[Figure dataset records]
--------------------------------------------------

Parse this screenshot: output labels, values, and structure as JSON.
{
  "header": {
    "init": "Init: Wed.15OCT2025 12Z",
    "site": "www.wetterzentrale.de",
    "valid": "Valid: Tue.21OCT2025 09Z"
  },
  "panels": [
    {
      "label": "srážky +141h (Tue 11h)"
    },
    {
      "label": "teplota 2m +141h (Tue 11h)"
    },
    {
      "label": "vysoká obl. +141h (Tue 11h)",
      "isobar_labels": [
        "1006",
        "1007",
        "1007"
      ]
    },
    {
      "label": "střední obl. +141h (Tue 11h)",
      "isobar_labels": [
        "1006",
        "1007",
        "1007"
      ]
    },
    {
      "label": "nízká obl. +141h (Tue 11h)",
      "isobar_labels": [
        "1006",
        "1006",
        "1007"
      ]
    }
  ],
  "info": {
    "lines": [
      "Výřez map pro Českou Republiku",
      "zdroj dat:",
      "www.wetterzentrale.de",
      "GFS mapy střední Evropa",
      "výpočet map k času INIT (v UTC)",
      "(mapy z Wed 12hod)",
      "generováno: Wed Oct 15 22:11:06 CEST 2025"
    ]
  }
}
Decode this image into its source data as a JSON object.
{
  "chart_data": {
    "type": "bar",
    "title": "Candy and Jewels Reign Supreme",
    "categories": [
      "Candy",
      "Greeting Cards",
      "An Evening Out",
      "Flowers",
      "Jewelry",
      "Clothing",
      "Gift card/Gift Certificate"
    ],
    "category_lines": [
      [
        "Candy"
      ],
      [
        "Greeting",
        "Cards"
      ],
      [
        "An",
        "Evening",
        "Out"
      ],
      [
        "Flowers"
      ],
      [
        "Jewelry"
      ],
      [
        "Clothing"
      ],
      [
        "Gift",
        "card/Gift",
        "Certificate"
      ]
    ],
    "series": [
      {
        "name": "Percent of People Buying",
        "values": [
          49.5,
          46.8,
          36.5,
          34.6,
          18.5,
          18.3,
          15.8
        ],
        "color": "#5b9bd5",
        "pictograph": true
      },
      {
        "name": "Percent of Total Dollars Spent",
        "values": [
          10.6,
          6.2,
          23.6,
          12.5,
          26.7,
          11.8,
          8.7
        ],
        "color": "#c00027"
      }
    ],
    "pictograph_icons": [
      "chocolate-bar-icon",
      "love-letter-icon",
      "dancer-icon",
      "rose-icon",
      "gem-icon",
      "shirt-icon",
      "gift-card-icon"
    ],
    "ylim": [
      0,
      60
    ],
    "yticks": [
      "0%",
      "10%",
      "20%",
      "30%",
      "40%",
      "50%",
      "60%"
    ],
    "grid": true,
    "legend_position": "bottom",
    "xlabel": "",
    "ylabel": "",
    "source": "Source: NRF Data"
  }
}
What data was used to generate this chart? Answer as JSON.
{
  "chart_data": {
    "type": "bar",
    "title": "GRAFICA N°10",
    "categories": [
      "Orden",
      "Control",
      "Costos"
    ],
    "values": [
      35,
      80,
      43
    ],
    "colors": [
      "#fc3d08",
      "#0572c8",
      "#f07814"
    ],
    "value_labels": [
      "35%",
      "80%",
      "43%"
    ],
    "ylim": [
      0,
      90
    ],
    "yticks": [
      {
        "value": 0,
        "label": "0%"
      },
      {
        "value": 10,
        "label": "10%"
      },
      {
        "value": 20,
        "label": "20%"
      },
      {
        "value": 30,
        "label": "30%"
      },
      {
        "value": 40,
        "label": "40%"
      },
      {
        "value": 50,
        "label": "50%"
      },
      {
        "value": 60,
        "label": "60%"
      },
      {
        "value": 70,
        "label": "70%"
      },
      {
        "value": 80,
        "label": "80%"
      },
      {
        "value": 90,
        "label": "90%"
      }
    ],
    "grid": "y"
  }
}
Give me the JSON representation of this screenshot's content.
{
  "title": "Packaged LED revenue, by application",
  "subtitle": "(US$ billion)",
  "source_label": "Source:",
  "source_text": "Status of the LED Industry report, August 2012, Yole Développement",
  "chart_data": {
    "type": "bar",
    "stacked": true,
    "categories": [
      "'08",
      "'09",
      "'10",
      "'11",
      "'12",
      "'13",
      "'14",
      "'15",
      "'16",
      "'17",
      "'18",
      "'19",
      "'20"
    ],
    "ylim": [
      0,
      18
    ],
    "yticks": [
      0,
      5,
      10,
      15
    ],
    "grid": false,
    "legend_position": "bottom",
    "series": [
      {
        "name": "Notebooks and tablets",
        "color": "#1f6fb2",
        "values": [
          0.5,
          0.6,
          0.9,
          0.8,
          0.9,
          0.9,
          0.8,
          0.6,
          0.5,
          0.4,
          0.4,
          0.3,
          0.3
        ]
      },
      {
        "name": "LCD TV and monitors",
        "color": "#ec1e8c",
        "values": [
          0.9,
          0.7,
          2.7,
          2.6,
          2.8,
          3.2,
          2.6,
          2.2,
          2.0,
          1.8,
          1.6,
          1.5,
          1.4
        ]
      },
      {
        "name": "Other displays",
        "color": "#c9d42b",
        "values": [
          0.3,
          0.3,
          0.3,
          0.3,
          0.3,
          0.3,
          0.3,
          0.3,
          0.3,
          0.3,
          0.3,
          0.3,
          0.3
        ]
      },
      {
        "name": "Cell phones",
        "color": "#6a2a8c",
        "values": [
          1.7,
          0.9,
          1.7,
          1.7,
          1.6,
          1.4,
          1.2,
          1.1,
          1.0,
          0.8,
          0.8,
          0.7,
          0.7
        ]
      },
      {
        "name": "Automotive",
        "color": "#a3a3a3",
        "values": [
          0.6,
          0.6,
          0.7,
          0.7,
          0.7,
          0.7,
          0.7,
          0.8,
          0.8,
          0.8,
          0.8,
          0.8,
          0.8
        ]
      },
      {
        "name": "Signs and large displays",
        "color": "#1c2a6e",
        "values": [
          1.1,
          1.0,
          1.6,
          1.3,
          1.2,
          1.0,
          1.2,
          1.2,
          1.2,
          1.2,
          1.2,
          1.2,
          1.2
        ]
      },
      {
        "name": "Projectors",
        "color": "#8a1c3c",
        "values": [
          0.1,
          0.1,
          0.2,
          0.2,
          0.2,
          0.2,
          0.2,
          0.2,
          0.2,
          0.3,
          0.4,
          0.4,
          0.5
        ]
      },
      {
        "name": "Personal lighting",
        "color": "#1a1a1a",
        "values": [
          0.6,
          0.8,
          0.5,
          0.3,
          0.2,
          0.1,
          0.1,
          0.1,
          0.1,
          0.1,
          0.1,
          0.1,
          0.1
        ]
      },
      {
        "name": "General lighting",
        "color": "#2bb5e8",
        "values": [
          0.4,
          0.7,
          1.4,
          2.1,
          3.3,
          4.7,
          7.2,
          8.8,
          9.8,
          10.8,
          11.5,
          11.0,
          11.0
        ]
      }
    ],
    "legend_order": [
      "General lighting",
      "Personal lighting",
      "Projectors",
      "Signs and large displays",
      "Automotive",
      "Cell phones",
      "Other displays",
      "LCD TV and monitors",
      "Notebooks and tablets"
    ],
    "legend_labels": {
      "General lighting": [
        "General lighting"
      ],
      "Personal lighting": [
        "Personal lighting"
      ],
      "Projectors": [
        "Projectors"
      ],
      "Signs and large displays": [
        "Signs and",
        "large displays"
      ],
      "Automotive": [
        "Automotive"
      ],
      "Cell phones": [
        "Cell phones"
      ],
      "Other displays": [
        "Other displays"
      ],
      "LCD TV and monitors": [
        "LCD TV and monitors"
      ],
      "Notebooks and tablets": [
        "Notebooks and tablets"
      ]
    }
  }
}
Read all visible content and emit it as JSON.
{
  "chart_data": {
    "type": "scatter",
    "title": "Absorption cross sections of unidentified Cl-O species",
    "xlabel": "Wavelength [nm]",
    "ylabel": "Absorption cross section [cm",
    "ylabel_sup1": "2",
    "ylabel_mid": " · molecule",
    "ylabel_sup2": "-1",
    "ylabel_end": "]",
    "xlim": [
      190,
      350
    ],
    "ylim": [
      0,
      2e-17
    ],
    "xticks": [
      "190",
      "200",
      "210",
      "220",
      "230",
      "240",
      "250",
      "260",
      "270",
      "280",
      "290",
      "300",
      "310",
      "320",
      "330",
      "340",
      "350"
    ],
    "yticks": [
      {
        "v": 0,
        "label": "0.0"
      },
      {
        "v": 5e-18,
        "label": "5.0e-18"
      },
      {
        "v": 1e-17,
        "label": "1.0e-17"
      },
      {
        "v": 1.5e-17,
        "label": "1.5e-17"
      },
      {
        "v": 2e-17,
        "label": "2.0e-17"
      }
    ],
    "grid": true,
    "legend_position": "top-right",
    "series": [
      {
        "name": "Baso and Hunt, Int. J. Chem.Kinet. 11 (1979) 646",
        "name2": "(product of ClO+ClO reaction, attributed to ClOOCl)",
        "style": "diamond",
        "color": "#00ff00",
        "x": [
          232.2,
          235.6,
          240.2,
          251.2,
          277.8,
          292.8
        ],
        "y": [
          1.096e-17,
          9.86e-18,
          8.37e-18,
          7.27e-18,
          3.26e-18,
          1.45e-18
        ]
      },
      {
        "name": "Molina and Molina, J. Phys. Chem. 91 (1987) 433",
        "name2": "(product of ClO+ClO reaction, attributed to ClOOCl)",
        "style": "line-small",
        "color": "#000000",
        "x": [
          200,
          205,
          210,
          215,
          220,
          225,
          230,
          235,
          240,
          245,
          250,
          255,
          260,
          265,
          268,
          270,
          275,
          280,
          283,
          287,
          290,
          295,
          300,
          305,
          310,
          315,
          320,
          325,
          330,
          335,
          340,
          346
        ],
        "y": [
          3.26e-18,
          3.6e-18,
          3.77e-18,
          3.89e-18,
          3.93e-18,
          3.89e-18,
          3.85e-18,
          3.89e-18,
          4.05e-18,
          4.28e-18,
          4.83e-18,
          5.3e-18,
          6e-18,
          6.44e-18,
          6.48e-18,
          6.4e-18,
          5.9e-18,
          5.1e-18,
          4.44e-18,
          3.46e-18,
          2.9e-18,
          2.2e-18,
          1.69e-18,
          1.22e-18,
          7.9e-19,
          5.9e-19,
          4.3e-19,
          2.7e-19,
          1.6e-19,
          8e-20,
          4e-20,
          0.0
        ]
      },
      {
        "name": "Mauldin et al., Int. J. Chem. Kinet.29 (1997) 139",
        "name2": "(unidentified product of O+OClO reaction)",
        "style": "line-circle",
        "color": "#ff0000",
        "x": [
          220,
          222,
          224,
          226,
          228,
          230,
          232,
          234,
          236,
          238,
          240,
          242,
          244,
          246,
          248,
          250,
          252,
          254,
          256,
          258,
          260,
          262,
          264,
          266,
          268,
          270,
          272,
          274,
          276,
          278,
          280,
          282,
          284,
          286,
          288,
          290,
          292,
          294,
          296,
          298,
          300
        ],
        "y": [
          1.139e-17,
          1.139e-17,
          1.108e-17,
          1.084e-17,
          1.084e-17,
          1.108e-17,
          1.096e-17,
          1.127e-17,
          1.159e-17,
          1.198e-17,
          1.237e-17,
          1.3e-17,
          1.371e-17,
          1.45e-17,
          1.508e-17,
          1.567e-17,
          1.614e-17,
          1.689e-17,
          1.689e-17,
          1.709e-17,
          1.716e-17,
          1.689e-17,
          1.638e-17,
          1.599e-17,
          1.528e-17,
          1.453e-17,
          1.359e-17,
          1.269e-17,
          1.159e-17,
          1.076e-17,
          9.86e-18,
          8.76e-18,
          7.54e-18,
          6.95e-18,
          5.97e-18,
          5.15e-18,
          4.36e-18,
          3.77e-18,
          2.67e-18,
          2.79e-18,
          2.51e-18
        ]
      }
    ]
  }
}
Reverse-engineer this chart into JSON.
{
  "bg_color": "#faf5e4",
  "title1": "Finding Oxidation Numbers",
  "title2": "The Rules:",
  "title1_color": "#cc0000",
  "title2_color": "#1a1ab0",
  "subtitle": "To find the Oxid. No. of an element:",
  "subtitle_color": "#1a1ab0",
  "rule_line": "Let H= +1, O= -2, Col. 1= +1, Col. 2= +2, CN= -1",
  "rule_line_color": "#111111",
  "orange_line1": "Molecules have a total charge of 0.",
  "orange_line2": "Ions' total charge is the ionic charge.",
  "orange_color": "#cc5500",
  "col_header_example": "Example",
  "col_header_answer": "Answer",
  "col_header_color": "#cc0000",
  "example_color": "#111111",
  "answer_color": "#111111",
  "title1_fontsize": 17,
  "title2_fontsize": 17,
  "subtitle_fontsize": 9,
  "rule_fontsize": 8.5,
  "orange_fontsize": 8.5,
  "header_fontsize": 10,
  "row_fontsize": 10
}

--------------------------------------------------

From the entries above, copy out every line where the string "tablets" appears.

        "name": "Notebooks and tablets",
      "Notebooks and tablets"
      "Notebooks and tablets": [
        "Notebooks and tablets"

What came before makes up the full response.